▶ [Written instruction] Put every line of the records below into a Markdown table with the columns Row and Line, numbering the rows and leaving out blank lines and pictures.

★ ★ ★

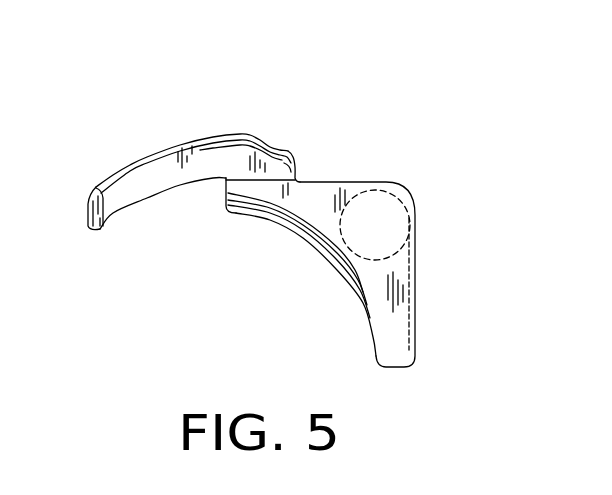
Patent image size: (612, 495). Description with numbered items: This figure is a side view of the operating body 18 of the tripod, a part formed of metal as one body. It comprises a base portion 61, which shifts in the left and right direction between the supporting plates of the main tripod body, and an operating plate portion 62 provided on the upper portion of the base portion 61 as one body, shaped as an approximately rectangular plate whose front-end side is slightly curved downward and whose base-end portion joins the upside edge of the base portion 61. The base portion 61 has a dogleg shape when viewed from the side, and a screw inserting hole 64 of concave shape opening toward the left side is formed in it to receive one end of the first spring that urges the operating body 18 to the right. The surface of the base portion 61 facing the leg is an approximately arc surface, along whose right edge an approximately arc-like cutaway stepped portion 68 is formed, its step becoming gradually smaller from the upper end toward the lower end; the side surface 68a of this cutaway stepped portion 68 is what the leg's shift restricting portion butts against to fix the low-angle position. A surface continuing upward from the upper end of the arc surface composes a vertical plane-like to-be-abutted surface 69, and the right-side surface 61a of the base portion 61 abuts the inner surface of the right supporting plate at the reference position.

The operating body 18 is at (262, 90).
The base portion 61 is at (415, 294).
The right-side surface 61a is at (293, 161).
The operating plate portion 62 is at (137, 163).
The screw inserting hole 64 is at (397, 196).
The cutaway stepped portion 68 is at (323, 245).
The side surface 68a is at (255, 207).
The to-be-abutted surface 69 is at (222, 188).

★ ★ ★

▶ [Output]
| Row | Line |
|---|---|
| 1 | Patent image size: (612, 495). Description with numbered items: This figure is a side view of the operating body 18 of the tripod, a part formed of metal as one body. It comprises a base portion 61, which shifts in the left and right direction between the supporting plates of the main tripod body, and an operating plate portion 62 provided on the upper portion of the base portion 61 as one body, shaped as an approximately rectangular plate whose front-end side is slightly curved downward and whose base-end portion joins the upside edge of the base portion 61. The base portion 61 has a dogleg shape when viewed from the side, and a screw inserting hole 64 of concave shape opening toward the left side is formed in it to receive one end of the first spring that urges the operating body 18 to the right. The surface of the base portion 61 facing the leg is an approximately arc surface, along whose right edge an approximately arc-like cutaway stepped portion 68 is formed, its step becoming gradually smaller from the upper end toward the lower end; the side surface 68a of this cutaway stepped portion 68 is what the leg's shift restricting portion butts against to fix the low-angle position. A surface continuing upward from the upper end of the arc surface composes a vertical plane-like to-be-abutted surface 69, and the right-side surface 61a of the base portion 61 abuts the inner surface of the right supporting plate at the reference position. |
| 2 | The operating body 18 is at (262, 90). |
| 3 | The base portion 61 is at (415, 294). |
| 4 | The right-side surface 61a is at (293, 161). |
| 5 | The operating plate portion 62 is at (137, 163). |
| 6 | The screw inserting hole 64 is at (397, 196). |
| 7 | The cutaway stepped portion 68 is at (323, 245). |
| 8 | The side surface 68a is at (255, 207). |
| 9 | The to-be-abutted surface 69 is at (222, 188). |